### Directive
Set down each line of the data below exactly as it stands, dropping the pictures.

### Records for the task

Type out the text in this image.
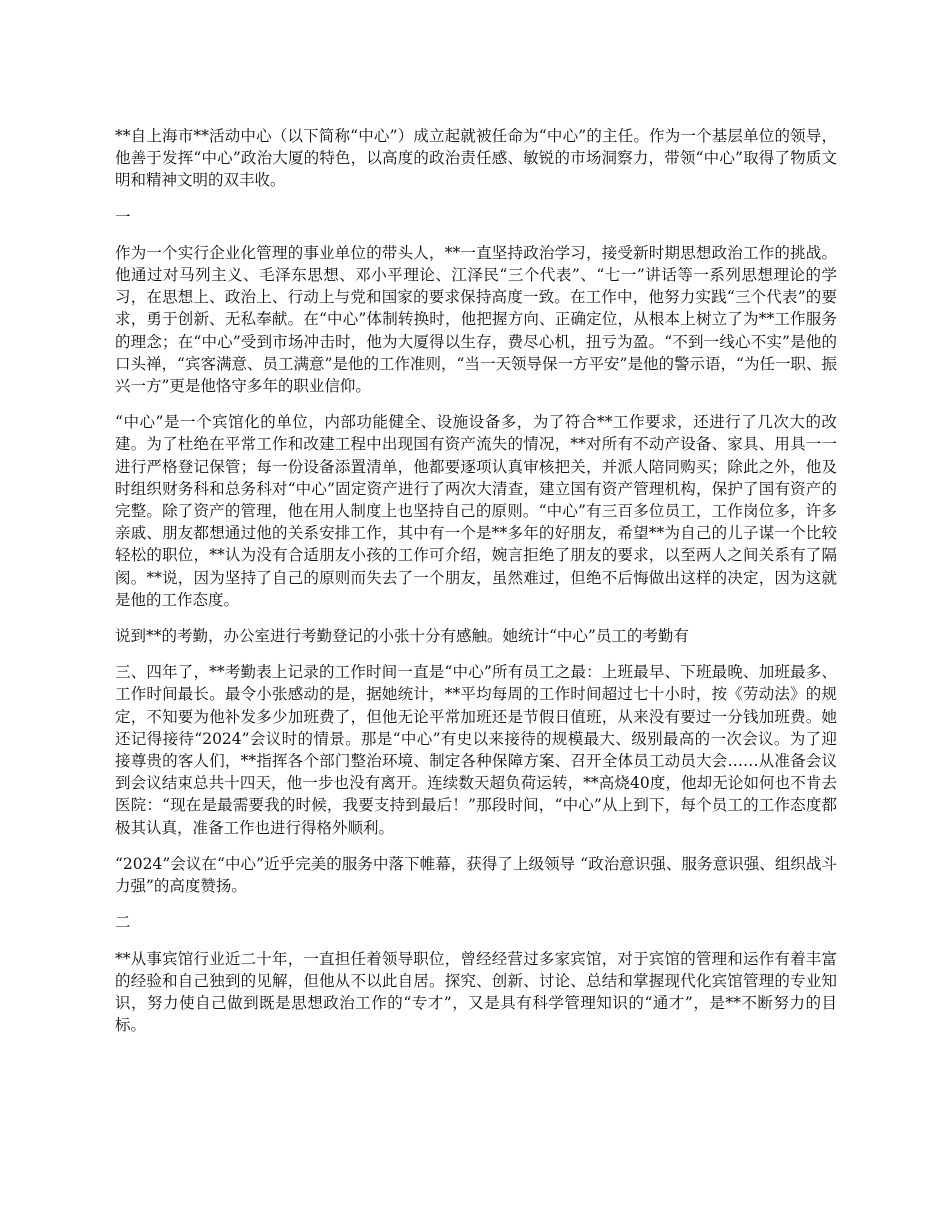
**自上海市**活动中心（以下简称“中心”）成立起就被任命为“中心”的主任。作为一个基层单位的领导，他善于发挥“中心”政治大厦的特色，以高度的政治责任感、敏锐的市场洞察力，带领“中心”取得了物质文明和精神文明的双丰收。

一

作为一个实行企业化管理的事业单位的带头人，**一直坚持政治学习，接受新时期思想政治工作的挑战。他通过对马列主义、毛泽东思想、邓小平理论、江泽民“三个代表”、“七一”讲话等一系列思想理论的学习，在思想上、政治上、行动上与党和国家的要求保持高度一致。在工作中，他努力实践“三个代表”的要求，勇于创新、无私奉献。在“中心”体制转换时，他把握方向、正确定位，从根本上树立了为**工作服务的理念；在“中心”受到市场冲击时，他为大厦得以生存，费尽心机，扭亏为盈。“不到一线心不实”是他的口头禅，“宾客满意、员工满意”是他的工作准则，“当一天领导保一方平安”是他的警示语，“为任一职、振兴一方”更是他恪守多年的职业信仰。

“中心”是一个宾馆化的单位，内部功能健全、设施设备多，为了符合**工作要求，还进行了几次大的改建。为了杜绝在平常工作和改建工程中出现国有资产流失的情况，**对所有不动产设备、家具、用具一一进行严格登记保管；每一份设备添置清单，他都要逐项认真审核把关，并派人陪同购买；除此之外，他及时组织财务科和总务科对“中心”固定资产进行了两次大清查，建立国有资产管理机构，保护了国有资产的完整。除了资产的管理，他在用人制度上也坚持自己的原则。“中心”有三百多位员工，工作岗位多，许多亲戚、朋友都想通过他的关系安排工作，其中有一个是**多年的好朋友，希望**为自己的儿子谋一个比较轻松的职位，**认为没有合适朋友小孩的工作可介绍，婉言拒绝了朋友的要求，以至两人之间关系有了隔阂。**说，因为坚持了自己的原则而失去了一个朋友，虽然难过，但绝不后悔做出这样的决定，因为这就是他的工作态度。

说到**的考勤，办公室进行考勤登记的小张十分有感触。她统计“中心”员工的考勤有

三、四年了，**考勤表上记录的工作时间一直是“中心”所有员工之最：上班最早、下班最晚、加班最多、工作时间最长。最令小张感动的是，据她统计，**平均每周的工作时间超过七十小时，按《劳动法》的规定，不知要为他补发多少加班费了，但他无论平常加班还是节假日值班，从来没有要过一分钱加班费。她还记得接待“2024”会议时的情景。那是“中心”有史以来接待的规模最大、级别最高的一次会议。为了迎接尊贵的客人们，**指挥各个部门整治环境、制定各种保障方案、召开全体员工动员大会……从准备会议到会议结束总共十四天，他一步也没有离开。连续数天超负荷运转，**高烧40度，他却无论如何也不肯去医院：“现在是最需要我的时候，我要支持到最后！”那段时间，“中心”从上到下，每个员工的工作态度都极其认真，准备工作也进行得格外顺利。

“2024”会议在“中心”近乎完美的服务中落下帷幕，获得了上级领导 “政治意识强、服务意识强、组织战斗力强”的高度赞扬。

二

**从事宾馆行业近二十年，一直担任着领导职位，曾经经营过多家宾馆，对于宾馆的管理和运作有着丰富的经验和自己独到的见解，但他从不以此自居。探究、创新、讨论、总结和掌握现代化宾馆管理的专业知识，努力使自己做到既是思想政治工作的“专才”，又是具有科学管理知识的“通才”，是**不断努力的目标。
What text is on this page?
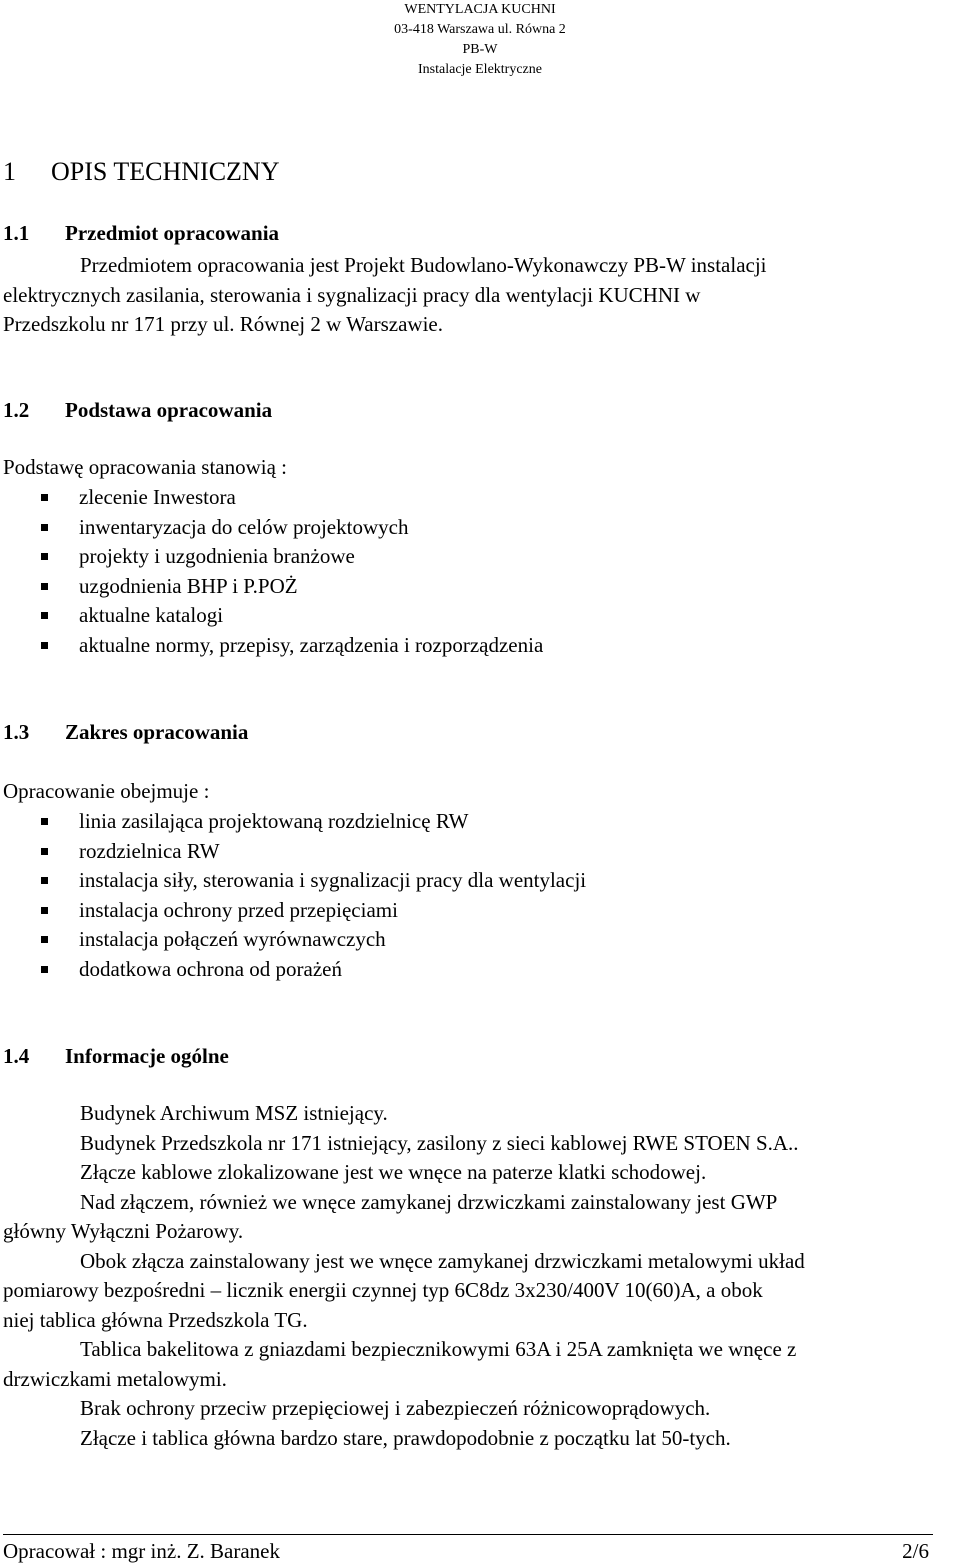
WENTYLACJA KUCHNI
03-418 Warszawa ul. Równa 2
PB-W
Instalacje Elektryczne
1 OPIS TECHNICZNY
1.1 Przedmiot opracowania
Przedmiotem opracowania jest Projekt Budowlano-Wykonawczy PB-W instalacji
elektrycznych zasilania, sterowania i sygnalizacji pracy dla wentylacji KUCHNI w
Przedszkolu nr 171 przy ul. Równej 2 w Warszawie.
1.2 Podstawa opracowania
Podstawę opracowania stanowią :
zlecenie Inwestora
inwentaryzacja do celów projektowych
projekty i uzgodnienia branżowe
uzgodnienia BHP i P.POŻ
aktualne katalogi
aktualne normy, przepisy, zarządzenia i rozporządzenia
1.3 Zakres opracowania
Opracowanie obejmuje :
linia zasilająca projektowaną rozdzielnicę RW
rozdzielnica RW
instalacja siły, sterowania i sygnalizacji pracy dla wentylacji
instalacja ochrony przed przepięciami
instalacja połączeń wyrównawczych
dodatkowa ochrona od porażeń
1.4 Informacje ogólne
Budynek Archiwum MSZ istniejący.
Budynek Przedszkola nr 171 istniejący, zasilony z sieci kablowej RWE STOEN S.A..
Złącze kablowe zlokalizowane jest we wnęce na paterze klatki schodowej.
Nad złączem, również we wnęce zamykanej drzwiczkami zainstalowany jest GWP
główny Wyłączni Pożarowy.
Obok złącza zainstalowany jest we wnęce zamykanej drzwiczkami metalowymi układ
pomiarowy bezpośredni – licznik energii czynnej typ 6C8dz 3x230/400V 10(60)A, a obok
niej tablica główna Przedszkola TG.
Tablica bakelitowa z gniazdami bezpiecznikowymi 63A i 25A zamknięta we wnęce z
drzwiczkami metalowymi.
Brak ochrony przeciw przepięciowej i zabezpieczeń różnicowoprądowych.
Złącze i tablica główna bardzo stare, prawdopodobnie z początku lat 50-tych.
Opracował : mgr inż. Z. Baranek	2/6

### Worked solution
Type out the text in this image.
**自上海市**活动中心（以下简称“中心”）成立起就被任命为“中心”的主任。作为一个基层单位的领导，他善于发挥“中心”政治大厦的特色，以高度的政治责任感、敏锐的市场洞察力，带领“中心”取得了物质文明和精神文明的双丰收。

一

作为一个实行企业化管理的事业单位的带头人，**一直坚持政治学习，接受新时期思想政治工作的挑战。他通过对马列主义、毛泽东思想、邓小平理论、江泽民“三个代表”、“七一”讲话等一系列思想理论的学习，在思想上、政治上、行动上与党和国家的要求保持高度一致。在工作中，他努力实践“三个代表”的要求，勇于创新、无私奉献。在“中心”体制转换时，他把握方向、正确定位，从根本上树立了为**工作服务的理念；在“中心”受到市场冲击时，他为大厦得以生存，费尽心机，扭亏为盈。“不到一线心不实”是他的口头禅，“宾客满意、员工满意”是他的工作准则，“当一天领导保一方平安”是他的警示语，“为任一职、振兴一方”更是他恪守多年的职业信仰。

“中心”是一个宾馆化的单位，内部功能健全、设施设备多，为了符合**工作要求，还进行了几次大的改建。为了杜绝在平常工作和改建工程中出现国有资产流失的情况，**对所有不动产设备、家具、用具一一进行严格登记保管；每一份设备添置清单，他都要逐项认真审核把关，并派人陪同购买；除此之外，他及时组织财务科和总务科对“中心”固定资产进行了两次大清查，建立国有资产管理机构，保护了国有资产的完整。除了资产的管理，他在用人制度上也坚持自己的原则。“中心”有三百多位员工，工作岗位多，许多亲戚、朋友都想通过他的关系安排工作，其中有一个是**多年的好朋友，希望**为自己的儿子谋一个比较轻松的职位，**认为没有合适朋友小孩的工作可介绍，婉言拒绝了朋友的要求，以至两人之间关系有了隔阂。**说，因为坚持了自己的原则而失去了一个朋友，虽然难过，但绝不后悔做出这样的决定，因为这就是他的工作态度。

说到**的考勤，办公室进行考勤登记的小张十分有感触。她统计“中心”员工的考勤有

三、四年了，**考勤表上记录的工作时间一直是“中心”所有员工之最：上班最早、下班最晚、加班最多、工作时间最长。最令小张感动的是，据她统计，**平均每周的工作时间超过七十小时，按《劳动法》的规定，不知要为他补发多少加班费了，但他无论平常加班还是节假日值班，从来没有要过一分钱加班费。她还记得接待“2024”会议时的情景。那是“中心”有史以来接待的规模最大、级别最高的一次会议。为了迎接尊贵的客人们，**指挥各个部门整治环境、制定各种保障方案、召开全体员工动员大会……从准备会议到会议结束总共十四天，他一步也没有离开。连续数天超负荷运转，**高烧40度，他却无论如何也不肯去医院：“现在是最需要我的时候，我要支持到最后！”那段时间，“中心”从上到下，每个员工的工作态度都极其认真，准备工作也进行得格外顺利。

“2024”会议在“中心”近乎完美的服务中落下帷幕，获得了上级领导 “政治意识强、服务意识强、组织战斗力强”的高度赞扬。

二

**从事宾馆行业近二十年，一直担任着领导职位，曾经经营过多家宾馆，对于宾馆的管理和运作有着丰富的经验和自己独到的见解，但他从不以此自居。探究、创新、讨论、总结和掌握现代化宾馆管理的专业知识，努力使自己做到既是思想政治工作的“专才”，又是具有科学管理知识的“通才”，是**不断努力的目标。
What text is on this page?
WENTYLACJA KUCHNI
03-418 Warszawa ul. Równa 2
PB-W
Instalacje Elektryczne
1 OPIS TECHNICZNY
1.1 Przedmiot opracowania
Przedmiotem opracowania jest Projekt Budowlano-Wykonawczy PB-W instalacji
elektrycznych zasilania, sterowania i sygnalizacji pracy dla wentylacji KUCHNI w
Przedszkolu nr 171 przy ul. Równej 2 w Warszawie.
1.2 Podstawa opracowania
Podstawę opracowania stanowią :
zlecenie Inwestora
inwentaryzacja do celów projektowych
projekty i uzgodnienia branżowe
uzgodnienia BHP i P.POŻ
aktualne katalogi
aktualne normy, przepisy, zarządzenia i rozporządzenia
1.3 Zakres opracowania
Opracowanie obejmuje :
linia zasilająca projektowaną rozdzielnicę RW
rozdzielnica RW
instalacja siły, sterowania i sygnalizacji pracy dla wentylacji
instalacja ochrony przed przepięciami
instalacja połączeń wyrównawczych
dodatkowa ochrona od porażeń
1.4 Informacje ogólne
Budynek Archiwum MSZ istniejący.
Budynek Przedszkola nr 171 istniejący, zasilony z sieci kablowej RWE STOEN S.A..
Złącze kablowe zlokalizowane jest we wnęce na paterze klatki schodowej.
Nad złączem, również we wnęce zamykanej drzwiczkami zainstalowany jest GWP
główny Wyłączni Pożarowy.
Obok złącza zainstalowany jest we wnęce zamykanej drzwiczkami metalowymi układ
pomiarowy bezpośredni – licznik energii czynnej typ 6C8dz 3x230/400V 10(60)A, a obok
niej tablica główna Przedszkola TG.
Tablica bakelitowa z gniazdami bezpiecznikowymi 63A i 25A zamknięta we wnęce z
drzwiczkami metalowymi.
Brak ochrony przeciw przepięciowej i zabezpieczeń różnicowoprądowych.
Złącze i tablica główna bardzo stare, prawdopodobnie z początku lat 50-tych.
Opracował : mgr inż. Z. Baranek	2/6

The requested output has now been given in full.